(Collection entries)
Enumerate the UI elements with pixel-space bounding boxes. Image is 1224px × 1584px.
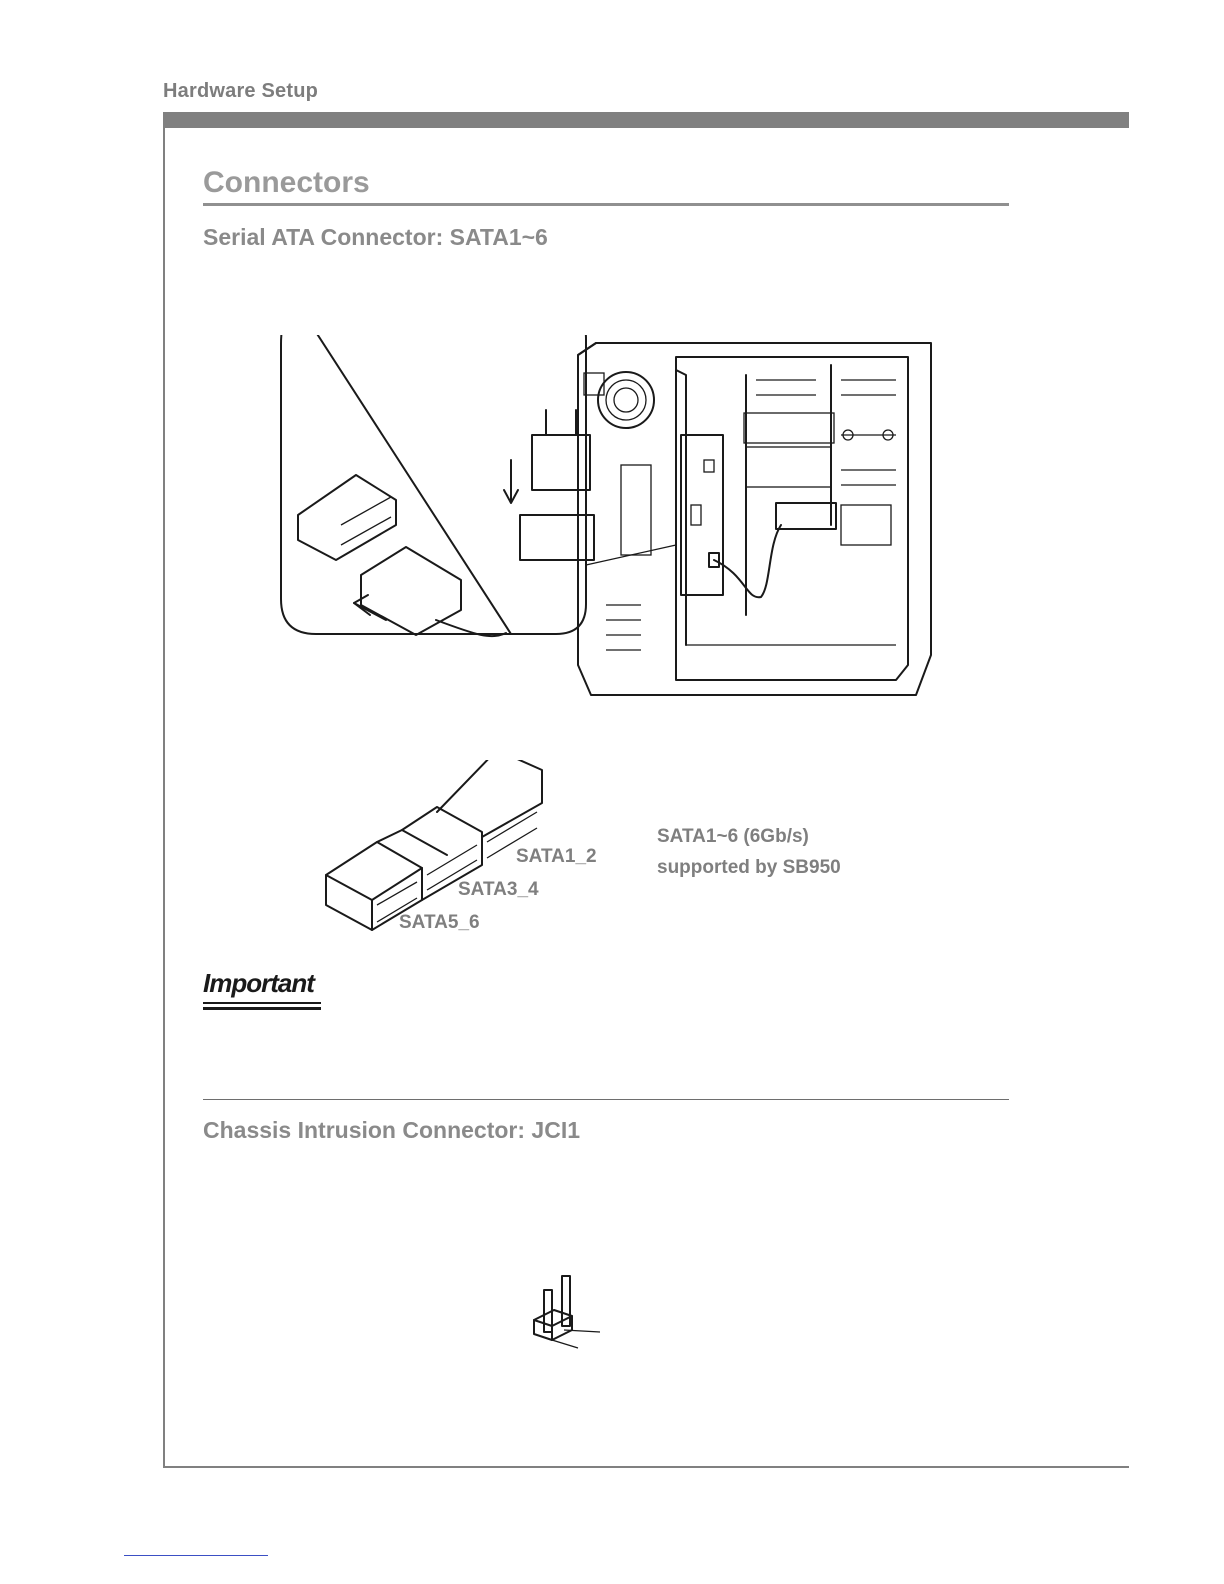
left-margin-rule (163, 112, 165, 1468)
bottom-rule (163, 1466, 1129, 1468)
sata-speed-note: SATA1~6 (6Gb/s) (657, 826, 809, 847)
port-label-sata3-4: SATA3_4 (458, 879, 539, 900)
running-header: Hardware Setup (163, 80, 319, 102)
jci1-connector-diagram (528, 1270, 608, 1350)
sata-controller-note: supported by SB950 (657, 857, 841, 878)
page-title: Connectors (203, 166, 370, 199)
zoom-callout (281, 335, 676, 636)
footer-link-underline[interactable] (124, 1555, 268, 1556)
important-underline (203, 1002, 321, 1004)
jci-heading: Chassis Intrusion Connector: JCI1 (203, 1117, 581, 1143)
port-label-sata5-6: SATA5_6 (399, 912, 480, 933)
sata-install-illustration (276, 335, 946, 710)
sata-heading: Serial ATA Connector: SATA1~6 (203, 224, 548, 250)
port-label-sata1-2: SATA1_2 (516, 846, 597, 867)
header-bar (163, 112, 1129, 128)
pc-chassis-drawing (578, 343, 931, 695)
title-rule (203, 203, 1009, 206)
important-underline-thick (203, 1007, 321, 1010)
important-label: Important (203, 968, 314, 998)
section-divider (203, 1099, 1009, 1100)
==
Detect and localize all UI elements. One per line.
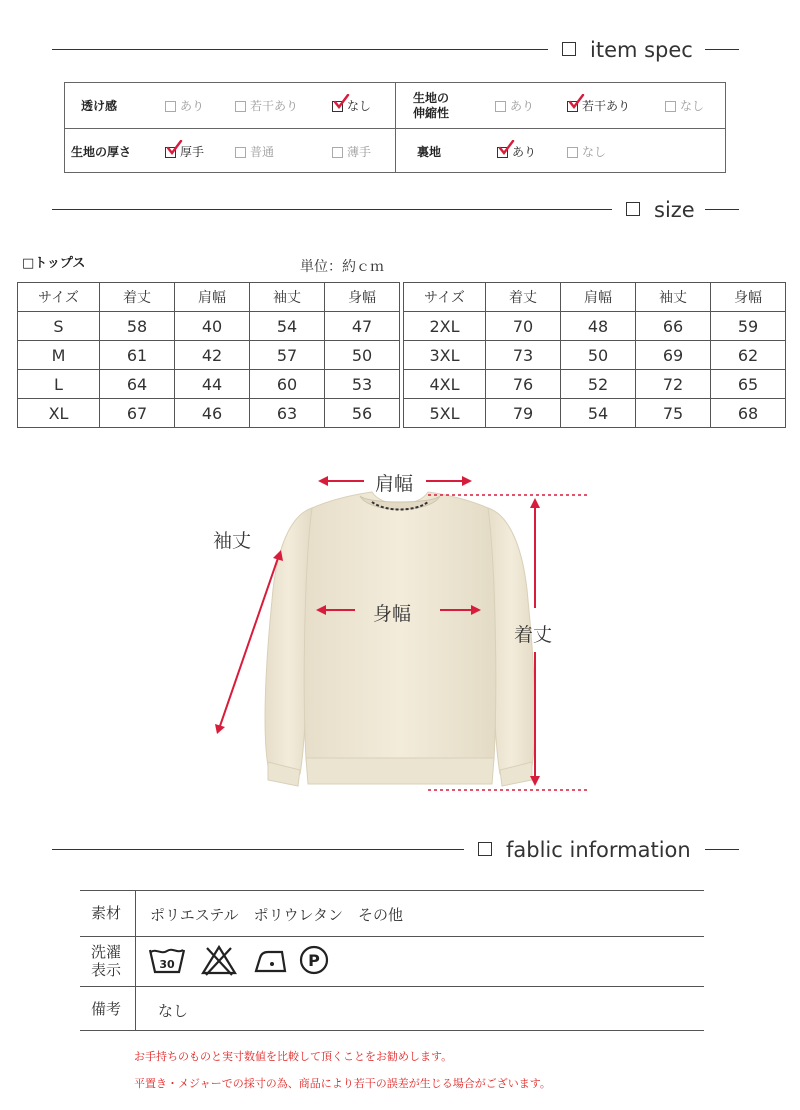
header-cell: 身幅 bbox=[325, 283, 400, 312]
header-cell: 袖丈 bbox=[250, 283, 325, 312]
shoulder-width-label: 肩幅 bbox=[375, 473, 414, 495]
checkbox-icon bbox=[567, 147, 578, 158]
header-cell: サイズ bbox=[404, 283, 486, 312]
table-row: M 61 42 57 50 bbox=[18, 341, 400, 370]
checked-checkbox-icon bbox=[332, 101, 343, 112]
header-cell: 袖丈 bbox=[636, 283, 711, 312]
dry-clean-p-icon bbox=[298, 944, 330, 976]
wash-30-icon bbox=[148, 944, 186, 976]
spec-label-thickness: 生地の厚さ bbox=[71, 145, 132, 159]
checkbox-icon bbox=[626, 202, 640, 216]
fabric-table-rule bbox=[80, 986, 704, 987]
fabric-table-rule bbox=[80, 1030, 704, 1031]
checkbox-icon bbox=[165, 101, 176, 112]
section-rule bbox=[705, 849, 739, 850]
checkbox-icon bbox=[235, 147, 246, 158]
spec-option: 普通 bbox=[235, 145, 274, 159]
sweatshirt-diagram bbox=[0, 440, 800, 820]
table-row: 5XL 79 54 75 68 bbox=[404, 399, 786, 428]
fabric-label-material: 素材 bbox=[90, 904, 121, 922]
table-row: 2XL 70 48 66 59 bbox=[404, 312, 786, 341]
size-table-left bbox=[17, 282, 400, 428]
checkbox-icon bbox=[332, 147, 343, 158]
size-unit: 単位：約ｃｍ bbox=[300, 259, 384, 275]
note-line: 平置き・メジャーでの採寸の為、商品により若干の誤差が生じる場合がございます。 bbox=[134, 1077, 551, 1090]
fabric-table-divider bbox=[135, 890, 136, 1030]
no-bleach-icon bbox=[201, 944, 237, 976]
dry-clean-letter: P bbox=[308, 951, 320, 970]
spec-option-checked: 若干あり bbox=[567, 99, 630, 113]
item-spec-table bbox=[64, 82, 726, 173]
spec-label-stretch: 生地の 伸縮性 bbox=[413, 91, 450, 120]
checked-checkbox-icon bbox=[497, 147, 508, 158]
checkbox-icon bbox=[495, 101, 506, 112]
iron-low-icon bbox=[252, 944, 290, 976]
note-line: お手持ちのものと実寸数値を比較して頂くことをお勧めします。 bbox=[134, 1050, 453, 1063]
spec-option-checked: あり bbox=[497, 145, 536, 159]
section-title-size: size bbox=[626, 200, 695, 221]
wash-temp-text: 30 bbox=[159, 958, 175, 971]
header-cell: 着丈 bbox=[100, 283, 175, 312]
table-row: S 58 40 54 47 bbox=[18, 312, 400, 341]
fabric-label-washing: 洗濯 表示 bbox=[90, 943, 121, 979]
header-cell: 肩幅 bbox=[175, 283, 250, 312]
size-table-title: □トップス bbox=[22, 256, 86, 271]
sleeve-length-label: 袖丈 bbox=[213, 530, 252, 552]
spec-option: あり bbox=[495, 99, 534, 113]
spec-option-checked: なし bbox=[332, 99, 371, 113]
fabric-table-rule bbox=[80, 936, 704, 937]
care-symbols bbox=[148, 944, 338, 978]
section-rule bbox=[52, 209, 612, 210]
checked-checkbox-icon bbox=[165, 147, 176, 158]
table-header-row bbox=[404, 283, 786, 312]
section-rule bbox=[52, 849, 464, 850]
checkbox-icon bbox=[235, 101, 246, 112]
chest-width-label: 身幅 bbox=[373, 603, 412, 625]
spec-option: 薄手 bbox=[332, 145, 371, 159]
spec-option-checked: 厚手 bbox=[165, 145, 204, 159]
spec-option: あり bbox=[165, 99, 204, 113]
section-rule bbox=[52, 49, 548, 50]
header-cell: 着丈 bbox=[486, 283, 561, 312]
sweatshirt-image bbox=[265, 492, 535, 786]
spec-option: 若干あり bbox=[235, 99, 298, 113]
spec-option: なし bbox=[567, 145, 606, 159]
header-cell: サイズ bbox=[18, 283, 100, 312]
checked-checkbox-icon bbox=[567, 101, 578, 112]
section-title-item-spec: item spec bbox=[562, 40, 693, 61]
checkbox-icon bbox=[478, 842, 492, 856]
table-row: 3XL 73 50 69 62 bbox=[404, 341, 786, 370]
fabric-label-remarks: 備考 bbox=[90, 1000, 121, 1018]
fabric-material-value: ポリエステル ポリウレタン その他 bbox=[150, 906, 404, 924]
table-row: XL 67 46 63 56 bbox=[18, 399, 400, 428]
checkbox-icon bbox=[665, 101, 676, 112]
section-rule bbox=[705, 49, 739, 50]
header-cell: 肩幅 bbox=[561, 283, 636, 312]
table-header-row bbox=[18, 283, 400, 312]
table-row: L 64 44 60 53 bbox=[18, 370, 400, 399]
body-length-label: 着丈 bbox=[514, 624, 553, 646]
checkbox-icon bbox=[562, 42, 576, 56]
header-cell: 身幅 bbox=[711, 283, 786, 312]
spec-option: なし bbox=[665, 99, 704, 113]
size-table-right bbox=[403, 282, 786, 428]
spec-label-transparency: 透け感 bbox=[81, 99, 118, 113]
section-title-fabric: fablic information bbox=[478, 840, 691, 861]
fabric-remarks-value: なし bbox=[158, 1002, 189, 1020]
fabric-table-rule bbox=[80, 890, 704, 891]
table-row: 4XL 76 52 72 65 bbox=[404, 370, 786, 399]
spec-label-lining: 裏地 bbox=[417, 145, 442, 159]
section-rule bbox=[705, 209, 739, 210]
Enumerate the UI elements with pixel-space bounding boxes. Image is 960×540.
* * *
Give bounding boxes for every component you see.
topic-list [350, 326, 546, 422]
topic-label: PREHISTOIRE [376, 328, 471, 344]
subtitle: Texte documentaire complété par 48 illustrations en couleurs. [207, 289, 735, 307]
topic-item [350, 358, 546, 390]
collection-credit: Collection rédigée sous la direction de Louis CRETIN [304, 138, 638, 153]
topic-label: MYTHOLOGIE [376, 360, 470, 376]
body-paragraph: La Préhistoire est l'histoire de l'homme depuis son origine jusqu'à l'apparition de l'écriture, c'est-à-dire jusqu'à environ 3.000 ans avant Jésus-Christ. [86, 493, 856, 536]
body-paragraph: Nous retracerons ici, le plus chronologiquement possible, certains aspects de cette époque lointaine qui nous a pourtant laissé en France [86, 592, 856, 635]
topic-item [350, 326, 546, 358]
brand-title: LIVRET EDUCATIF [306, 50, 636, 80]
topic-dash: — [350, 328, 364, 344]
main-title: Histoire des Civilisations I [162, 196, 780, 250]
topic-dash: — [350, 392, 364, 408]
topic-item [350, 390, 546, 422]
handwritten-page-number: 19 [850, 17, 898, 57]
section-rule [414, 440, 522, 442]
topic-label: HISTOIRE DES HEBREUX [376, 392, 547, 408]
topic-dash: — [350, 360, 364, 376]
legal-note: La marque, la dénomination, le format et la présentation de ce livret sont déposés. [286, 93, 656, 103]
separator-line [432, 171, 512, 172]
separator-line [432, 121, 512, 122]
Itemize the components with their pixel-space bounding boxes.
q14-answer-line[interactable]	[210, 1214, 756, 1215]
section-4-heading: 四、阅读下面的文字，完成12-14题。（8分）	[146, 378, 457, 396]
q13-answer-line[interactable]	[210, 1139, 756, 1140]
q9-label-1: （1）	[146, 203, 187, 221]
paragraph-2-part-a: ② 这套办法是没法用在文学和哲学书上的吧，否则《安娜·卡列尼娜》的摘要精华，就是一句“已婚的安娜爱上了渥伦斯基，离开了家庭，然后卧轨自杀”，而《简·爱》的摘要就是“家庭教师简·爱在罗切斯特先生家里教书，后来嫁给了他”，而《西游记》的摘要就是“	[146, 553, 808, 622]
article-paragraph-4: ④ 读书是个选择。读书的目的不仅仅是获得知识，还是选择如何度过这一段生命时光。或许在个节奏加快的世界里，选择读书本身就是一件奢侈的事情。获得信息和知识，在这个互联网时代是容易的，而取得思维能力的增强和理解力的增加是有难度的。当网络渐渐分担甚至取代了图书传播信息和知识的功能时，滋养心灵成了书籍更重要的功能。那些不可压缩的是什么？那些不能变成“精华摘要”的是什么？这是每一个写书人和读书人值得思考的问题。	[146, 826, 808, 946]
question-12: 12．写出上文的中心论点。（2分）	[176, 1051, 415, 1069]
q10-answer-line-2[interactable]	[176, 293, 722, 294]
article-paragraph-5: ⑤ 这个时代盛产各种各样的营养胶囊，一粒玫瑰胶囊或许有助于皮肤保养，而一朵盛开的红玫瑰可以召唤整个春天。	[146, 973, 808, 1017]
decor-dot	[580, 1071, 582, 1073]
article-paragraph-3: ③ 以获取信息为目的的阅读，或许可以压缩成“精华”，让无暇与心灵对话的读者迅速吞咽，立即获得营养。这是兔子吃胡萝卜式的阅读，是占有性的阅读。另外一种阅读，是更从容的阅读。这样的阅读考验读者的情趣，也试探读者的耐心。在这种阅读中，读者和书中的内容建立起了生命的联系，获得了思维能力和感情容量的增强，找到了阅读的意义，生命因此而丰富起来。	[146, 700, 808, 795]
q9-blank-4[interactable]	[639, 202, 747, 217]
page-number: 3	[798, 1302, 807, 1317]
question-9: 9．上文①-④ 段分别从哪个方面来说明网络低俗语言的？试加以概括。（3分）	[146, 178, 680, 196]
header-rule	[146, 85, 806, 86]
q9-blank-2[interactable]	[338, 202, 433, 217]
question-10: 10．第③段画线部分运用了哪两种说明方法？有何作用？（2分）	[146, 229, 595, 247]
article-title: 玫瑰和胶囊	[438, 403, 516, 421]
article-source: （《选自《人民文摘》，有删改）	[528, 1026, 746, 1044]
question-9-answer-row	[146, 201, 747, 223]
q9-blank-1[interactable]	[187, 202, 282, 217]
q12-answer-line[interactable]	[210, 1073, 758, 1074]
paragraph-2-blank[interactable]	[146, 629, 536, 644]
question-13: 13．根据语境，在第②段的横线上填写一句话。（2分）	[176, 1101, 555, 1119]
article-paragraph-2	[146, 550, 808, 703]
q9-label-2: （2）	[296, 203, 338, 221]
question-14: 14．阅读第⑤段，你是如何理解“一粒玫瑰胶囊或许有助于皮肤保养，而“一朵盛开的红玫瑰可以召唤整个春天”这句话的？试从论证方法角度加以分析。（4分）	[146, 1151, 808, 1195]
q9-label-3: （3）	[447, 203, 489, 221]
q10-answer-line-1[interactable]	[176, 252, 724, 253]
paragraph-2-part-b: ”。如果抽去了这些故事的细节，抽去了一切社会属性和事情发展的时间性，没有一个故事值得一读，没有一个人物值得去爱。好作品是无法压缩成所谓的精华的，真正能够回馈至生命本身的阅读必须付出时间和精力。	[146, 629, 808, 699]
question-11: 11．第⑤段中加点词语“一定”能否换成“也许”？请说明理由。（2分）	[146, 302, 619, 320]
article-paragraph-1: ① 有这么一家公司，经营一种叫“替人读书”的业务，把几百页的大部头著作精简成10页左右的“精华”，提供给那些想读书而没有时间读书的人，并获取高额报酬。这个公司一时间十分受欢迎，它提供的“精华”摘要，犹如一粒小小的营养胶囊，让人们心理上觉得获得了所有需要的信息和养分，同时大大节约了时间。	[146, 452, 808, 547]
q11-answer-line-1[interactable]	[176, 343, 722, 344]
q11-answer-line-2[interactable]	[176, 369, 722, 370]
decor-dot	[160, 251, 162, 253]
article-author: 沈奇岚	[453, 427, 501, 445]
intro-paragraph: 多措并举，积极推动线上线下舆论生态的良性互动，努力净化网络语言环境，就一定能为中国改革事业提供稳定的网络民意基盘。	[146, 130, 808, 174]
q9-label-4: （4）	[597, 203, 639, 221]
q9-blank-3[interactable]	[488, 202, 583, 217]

> [Short task]: Copy everything in the listing from the line containing "Give bounding boxes" down to the line containing "topic-label: MYTHOLOGIE [376, 360, 470, 376]", both included, without changing a character.

> [Exercise result]:
Give bounding boxes for every component you see.
topic-list [350, 326, 546, 422]
topic-label: PREHISTOIRE [376, 328, 471, 344]
subtitle: Texte documentaire complété par 48 illustrations en couleurs. [207, 289, 735, 307]
topic-item [350, 358, 546, 390]
collection-credit: Collection rédigée sous la direction de Louis CRETIN [304, 138, 638, 153]
topic-label: MYTHOLOGIE [376, 360, 470, 376]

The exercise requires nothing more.